[Dataset entries]
= = = = =
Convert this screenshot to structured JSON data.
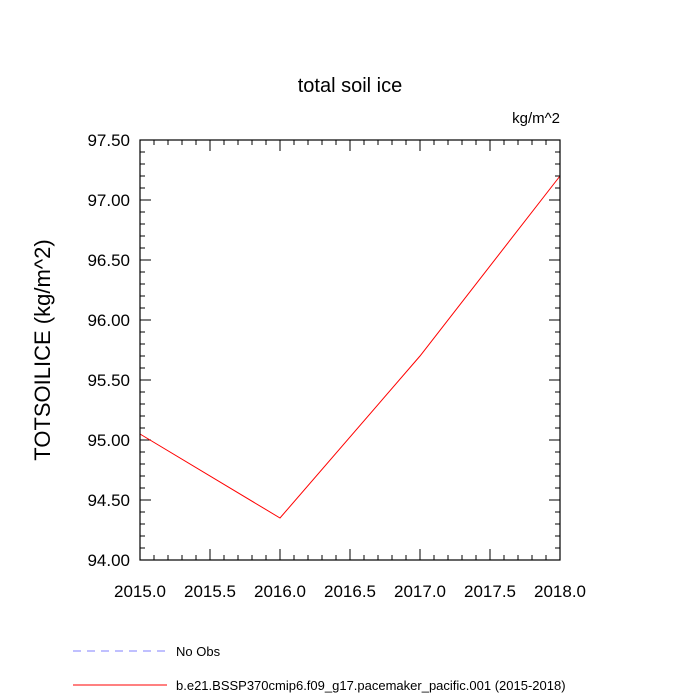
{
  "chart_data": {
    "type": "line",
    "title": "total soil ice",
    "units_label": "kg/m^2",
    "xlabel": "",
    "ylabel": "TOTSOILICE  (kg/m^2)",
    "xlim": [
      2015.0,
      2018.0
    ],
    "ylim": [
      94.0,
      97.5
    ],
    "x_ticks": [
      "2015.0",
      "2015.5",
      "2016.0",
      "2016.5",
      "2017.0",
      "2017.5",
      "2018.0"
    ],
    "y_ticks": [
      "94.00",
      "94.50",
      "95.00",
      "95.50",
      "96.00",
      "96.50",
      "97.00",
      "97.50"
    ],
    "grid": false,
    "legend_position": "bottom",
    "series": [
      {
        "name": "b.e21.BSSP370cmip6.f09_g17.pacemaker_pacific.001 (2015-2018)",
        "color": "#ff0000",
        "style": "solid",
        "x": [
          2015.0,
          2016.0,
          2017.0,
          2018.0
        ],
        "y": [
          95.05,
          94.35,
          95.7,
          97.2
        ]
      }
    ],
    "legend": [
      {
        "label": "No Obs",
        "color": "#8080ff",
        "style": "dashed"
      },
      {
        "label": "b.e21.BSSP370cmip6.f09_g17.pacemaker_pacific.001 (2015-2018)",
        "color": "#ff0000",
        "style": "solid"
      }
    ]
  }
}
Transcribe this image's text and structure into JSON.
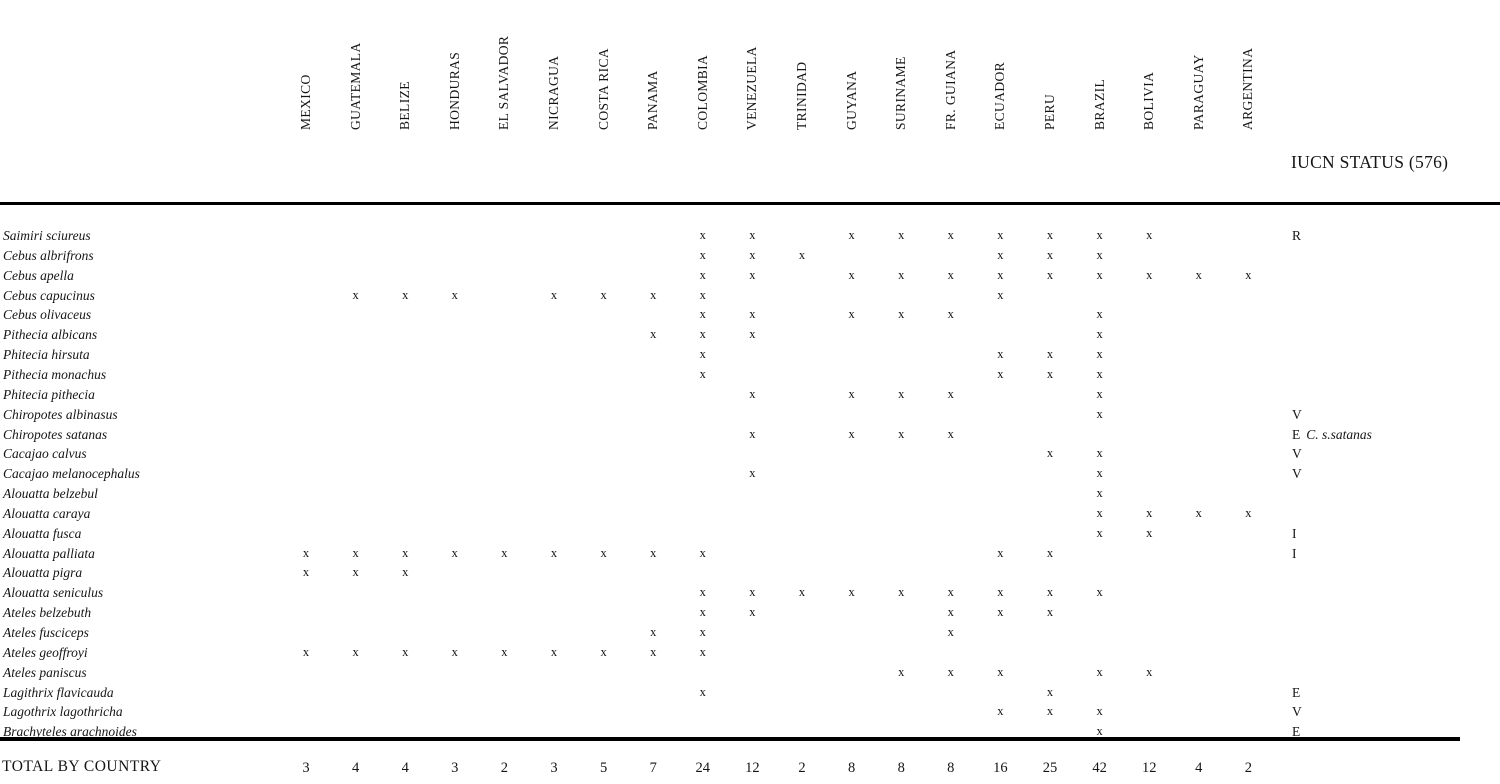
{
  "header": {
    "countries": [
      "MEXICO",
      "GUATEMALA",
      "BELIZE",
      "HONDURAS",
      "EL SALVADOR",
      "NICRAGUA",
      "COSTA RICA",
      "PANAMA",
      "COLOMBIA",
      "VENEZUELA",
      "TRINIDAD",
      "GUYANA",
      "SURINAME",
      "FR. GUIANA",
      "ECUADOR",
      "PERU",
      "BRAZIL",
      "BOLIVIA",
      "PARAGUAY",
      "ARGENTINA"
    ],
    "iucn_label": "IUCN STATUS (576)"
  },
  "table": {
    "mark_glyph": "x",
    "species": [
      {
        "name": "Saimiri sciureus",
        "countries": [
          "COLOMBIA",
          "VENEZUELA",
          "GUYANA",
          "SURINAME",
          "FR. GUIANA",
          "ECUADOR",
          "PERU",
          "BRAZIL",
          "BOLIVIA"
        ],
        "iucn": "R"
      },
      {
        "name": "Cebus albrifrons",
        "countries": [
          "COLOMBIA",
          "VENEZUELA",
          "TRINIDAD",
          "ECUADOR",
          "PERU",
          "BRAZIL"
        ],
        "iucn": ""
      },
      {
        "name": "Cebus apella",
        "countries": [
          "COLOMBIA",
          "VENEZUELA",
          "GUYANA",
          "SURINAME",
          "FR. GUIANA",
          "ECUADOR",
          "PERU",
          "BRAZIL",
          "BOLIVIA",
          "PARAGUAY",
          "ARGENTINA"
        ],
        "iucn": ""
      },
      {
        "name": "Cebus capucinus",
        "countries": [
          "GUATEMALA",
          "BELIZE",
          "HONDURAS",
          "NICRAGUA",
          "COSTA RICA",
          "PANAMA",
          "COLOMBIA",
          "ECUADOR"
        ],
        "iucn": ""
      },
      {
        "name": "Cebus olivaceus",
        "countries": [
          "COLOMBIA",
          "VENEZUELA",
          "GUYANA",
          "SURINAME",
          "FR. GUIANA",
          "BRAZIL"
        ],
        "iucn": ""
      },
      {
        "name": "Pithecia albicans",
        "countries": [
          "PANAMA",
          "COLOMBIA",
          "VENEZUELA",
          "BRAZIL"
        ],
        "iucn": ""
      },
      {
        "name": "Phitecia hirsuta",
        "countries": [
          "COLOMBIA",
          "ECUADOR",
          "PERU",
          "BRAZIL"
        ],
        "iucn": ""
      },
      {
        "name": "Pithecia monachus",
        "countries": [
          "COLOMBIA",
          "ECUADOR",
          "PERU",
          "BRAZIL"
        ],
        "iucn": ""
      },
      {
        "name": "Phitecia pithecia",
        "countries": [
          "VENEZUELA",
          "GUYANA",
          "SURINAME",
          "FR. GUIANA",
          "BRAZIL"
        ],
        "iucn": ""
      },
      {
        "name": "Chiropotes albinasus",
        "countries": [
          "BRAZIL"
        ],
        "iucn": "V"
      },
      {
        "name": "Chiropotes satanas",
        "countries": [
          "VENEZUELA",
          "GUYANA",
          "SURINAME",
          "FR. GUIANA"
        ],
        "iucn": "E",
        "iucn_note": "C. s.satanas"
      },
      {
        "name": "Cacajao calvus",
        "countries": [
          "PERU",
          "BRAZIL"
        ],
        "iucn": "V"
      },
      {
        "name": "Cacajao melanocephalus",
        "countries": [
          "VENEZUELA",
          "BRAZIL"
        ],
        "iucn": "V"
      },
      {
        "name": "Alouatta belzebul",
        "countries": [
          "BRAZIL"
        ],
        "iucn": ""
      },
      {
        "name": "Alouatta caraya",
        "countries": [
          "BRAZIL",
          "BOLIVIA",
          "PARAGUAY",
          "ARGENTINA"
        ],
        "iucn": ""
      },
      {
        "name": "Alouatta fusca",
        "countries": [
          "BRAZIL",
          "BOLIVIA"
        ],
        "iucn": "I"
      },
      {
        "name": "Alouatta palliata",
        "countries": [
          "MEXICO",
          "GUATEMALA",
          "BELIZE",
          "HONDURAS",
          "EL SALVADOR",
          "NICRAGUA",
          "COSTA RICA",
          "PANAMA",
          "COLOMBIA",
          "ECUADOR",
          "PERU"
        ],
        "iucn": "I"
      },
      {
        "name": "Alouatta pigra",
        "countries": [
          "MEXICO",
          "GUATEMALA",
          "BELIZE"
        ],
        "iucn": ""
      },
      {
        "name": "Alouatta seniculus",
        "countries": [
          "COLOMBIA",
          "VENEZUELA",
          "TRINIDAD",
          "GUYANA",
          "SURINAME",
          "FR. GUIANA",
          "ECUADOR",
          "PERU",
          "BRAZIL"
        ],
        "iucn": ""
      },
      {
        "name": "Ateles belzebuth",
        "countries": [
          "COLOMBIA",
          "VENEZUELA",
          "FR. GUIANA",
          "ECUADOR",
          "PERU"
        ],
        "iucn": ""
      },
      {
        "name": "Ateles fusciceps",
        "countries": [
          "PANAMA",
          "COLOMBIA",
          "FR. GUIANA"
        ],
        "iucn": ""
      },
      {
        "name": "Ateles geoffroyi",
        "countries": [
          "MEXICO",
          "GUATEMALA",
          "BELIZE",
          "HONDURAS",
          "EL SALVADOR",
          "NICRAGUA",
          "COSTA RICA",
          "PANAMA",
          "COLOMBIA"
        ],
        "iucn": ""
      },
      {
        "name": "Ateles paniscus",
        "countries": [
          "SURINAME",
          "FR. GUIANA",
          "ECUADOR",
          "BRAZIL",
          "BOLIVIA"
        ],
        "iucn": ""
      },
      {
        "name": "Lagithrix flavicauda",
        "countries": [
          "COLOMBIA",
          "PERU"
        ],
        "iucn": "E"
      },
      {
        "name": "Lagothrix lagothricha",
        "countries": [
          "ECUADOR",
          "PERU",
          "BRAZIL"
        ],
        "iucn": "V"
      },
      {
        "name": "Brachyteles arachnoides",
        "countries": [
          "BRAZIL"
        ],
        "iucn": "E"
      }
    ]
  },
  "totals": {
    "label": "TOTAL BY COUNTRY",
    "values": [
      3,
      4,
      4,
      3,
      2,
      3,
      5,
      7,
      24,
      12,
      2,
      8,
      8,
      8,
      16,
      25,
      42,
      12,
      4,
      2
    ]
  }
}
= = = = =
__The request__. Make an exact copy of all entries above, dropping the images.

__The response__.
Convert this screenshot to structured JSON data.
{
  "chart_data": {
    "type": "line",
    "title": "total soil ice",
    "units_label": "kg/m^2",
    "xlabel": "",
    "ylabel": "TOTSOILICE  (kg/m^2)",
    "xlim": [
      2015.0,
      2018.0
    ],
    "ylim": [
      94.0,
      97.5
    ],
    "x_ticks": [
      "2015.0",
      "2015.5",
      "2016.0",
      "2016.5",
      "2017.0",
      "2017.5",
      "2018.0"
    ],
    "y_ticks": [
      "94.00",
      "94.50",
      "95.00",
      "95.50",
      "96.00",
      "96.50",
      "97.00",
      "97.50"
    ],
    "grid": false,
    "legend_position": "bottom",
    "series": [
      {
        "name": "b.e21.BSSP370cmip6.f09_g17.pacemaker_pacific.001 (2015-2018)",
        "color": "#ff0000",
        "style": "solid",
        "x": [
          2015.0,
          2016.0,
          2017.0,
          2018.0
        ],
        "y": [
          95.05,
          94.35,
          95.7,
          97.2
        ]
      }
    ],
    "legend": [
      {
        "label": "No Obs",
        "color": "#8080ff",
        "style": "dashed"
      },
      {
        "label": "b.e21.BSSP370cmip6.f09_g17.pacemaker_pacific.001 (2015-2018)",
        "color": "#ff0000",
        "style": "solid"
      }
    ]
  }
}
Transcribe this image's text and structure into JSON.
{
  "header": {
    "countries": [
      "MEXICO",
      "GUATEMALA",
      "BELIZE",
      "HONDURAS",
      "EL SALVADOR",
      "NICRAGUA",
      "COSTA RICA",
      "PANAMA",
      "COLOMBIA",
      "VENEZUELA",
      "TRINIDAD",
      "GUYANA",
      "SURINAME",
      "FR. GUIANA",
      "ECUADOR",
      "PERU",
      "BRAZIL",
      "BOLIVIA",
      "PARAGUAY",
      "ARGENTINA"
    ],
    "iucn_label": "IUCN STATUS (576)"
  },
  "table": {
    "mark_glyph": "x",
    "species": [
      {
        "name": "Saimiri sciureus",
        "countries": [
          "COLOMBIA",
          "VENEZUELA",
          "GUYANA",
          "SURINAME",
          "FR. GUIANA",
          "ECUADOR",
          "PERU",
          "BRAZIL",
          "BOLIVIA"
        ],
        "iucn": "R"
      },
      {
        "name": "Cebus albrifrons",
        "countries": [
          "COLOMBIA",
          "VENEZUELA",
          "TRINIDAD",
          "ECUADOR",
          "PERU",
          "BRAZIL"
        ],
        "iucn": ""
      },
      {
        "name": "Cebus apella",
        "countries": [
          "COLOMBIA",
          "VENEZUELA",
          "GUYANA",
          "SURINAME",
          "FR. GUIANA",
          "ECUADOR",
          "PERU",
          "BRAZIL",
          "BOLIVIA",
          "PARAGUAY",
          "ARGENTINA"
        ],
        "iucn": ""
      },
      {
        "name": "Cebus capucinus",
        "countries": [
          "GUATEMALA",
          "BELIZE",
          "HONDURAS",
          "NICRAGUA",
          "COSTA RICA",
          "PANAMA",
          "COLOMBIA",
          "ECUADOR"
        ],
        "iucn": ""
      },
      {
        "name": "Cebus olivaceus",
        "countries": [
          "COLOMBIA",
          "VENEZUELA",
          "GUYANA",
          "SURINAME",
          "FR. GUIANA",
          "BRAZIL"
        ],
        "iucn": ""
      },
      {
        "name": "Pithecia albicans",
        "countries": [
          "PANAMA",
          "COLOMBIA",
          "VENEZUELA",
          "BRAZIL"
        ],
        "iucn": ""
      },
      {
        "name": "Phitecia hirsuta",
        "countries": [
          "COLOMBIA",
          "ECUADOR",
          "PERU",
          "BRAZIL"
        ],
        "iucn": ""
      },
      {
        "name": "Pithecia monachus",
        "countries": [
          "COLOMBIA",
          "ECUADOR",
          "PERU",
          "BRAZIL"
        ],
        "iucn": ""
      },
      {
        "name": "Phitecia pithecia",
        "countries": [
          "VENEZUELA",
          "GUYANA",
          "SURINAME",
          "FR. GUIANA",
          "BRAZIL"
        ],
        "iucn": ""
      },
      {
        "name": "Chiropotes albinasus",
        "countries": [
          "BRAZIL"
        ],
        "iucn": "V"
      },
      {
        "name": "Chiropotes satanas",
        "countries": [
          "VENEZUELA",
          "GUYANA",
          "SURINAME",
          "FR. GUIANA"
        ],
        "iucn": "E",
        "iucn_note": "C. s.satanas"
      },
      {
        "name": "Cacajao calvus",
        "countries": [
          "PERU",
          "BRAZIL"
        ],
        "iucn": "V"
      },
      {
        "name": "Cacajao melanocephalus",
        "countries": [
          "VENEZUELA",
          "BRAZIL"
        ],
        "iucn": "V"
      },
      {
        "name": "Alouatta belzebul",
        "countries": [
          "BRAZIL"
        ],
        "iucn": ""
      },
      {
        "name": "Alouatta caraya",
        "countries": [
          "BRAZIL",
          "BOLIVIA",
          "PARAGUAY",
          "ARGENTINA"
        ],
        "iucn": ""
      },
      {
        "name": "Alouatta fusca",
        "countries": [
          "BRAZIL",
          "BOLIVIA"
        ],
        "iucn": "I"
      },
      {
        "name": "Alouatta palliata",
        "countries": [
          "MEXICO",
          "GUATEMALA",
          "BELIZE",
          "HONDURAS",
          "EL SALVADOR",
          "NICRAGUA",
          "COSTA RICA",
          "PANAMA",
          "COLOMBIA",
          "ECUADOR",
          "PERU"
        ],
        "iucn": "I"
      },
      {
        "name": "Alouatta pigra",
        "countries": [
          "MEXICO",
          "GUATEMALA",
          "BELIZE"
        ],
        "iucn": ""
      },
      {
        "name": "Alouatta seniculus",
        "countries": [
          "COLOMBIA",
          "VENEZUELA",
          "TRINIDAD",
          "GUYANA",
          "SURINAME",
          "FR. GUIANA",
          "ECUADOR",
          "PERU",
          "BRAZIL"
        ],
        "iucn": ""
      },
      {
        "name": "Ateles belzebuth",
        "countries": [
          "COLOMBIA",
          "VENEZUELA",
          "FR. GUIANA",
          "ECUADOR",
          "PERU"
        ],
        "iucn": ""
      },
      {
        "name": "Ateles fusciceps",
        "countries": [
          "PANAMA",
          "COLOMBIA",
          "FR. GUIANA"
        ],
        "iucn": ""
      },
      {
        "name": "Ateles geoffroyi",
        "countries": [
          "MEXICO",
          "GUATEMALA",
          "BELIZE",
          "HONDURAS",
          "EL SALVADOR",
          "NICRAGUA",
          "COSTA RICA",
          "PANAMA",
          "COLOMBIA"
        ],
        "iucn": ""
      },
      {
        "name": "Ateles paniscus",
        "countries": [
          "SURINAME",
          "FR. GUIANA",
          "ECUADOR",
          "BRAZIL",
          "BOLIVIA"
        ],
        "iucn": ""
      },
      {
        "name": "Lagithrix flavicauda",
        "countries": [
          "COLOMBIA",
          "PERU"
        ],
        "iucn": "E"
      },
      {
        "name": "Lagothrix lagothricha",
        "countries": [
          "ECUADOR",
          "PERU",
          "BRAZIL"
        ],
        "iucn": "V"
      },
      {
        "name": "Brachyteles arachnoides",
        "countries": [
          "BRAZIL"
        ],
        "iucn": "E"
      }
    ]
  },
  "totals": {
    "label": "TOTAL BY COUNTRY",
    "values": [
      3,
      4,
      4,
      3,
      2,
      3,
      5,
      7,
      24,
      12,
      2,
      8,
      8,
      8,
      16,
      25,
      42,
      12,
      4,
      2
    ]
  }
}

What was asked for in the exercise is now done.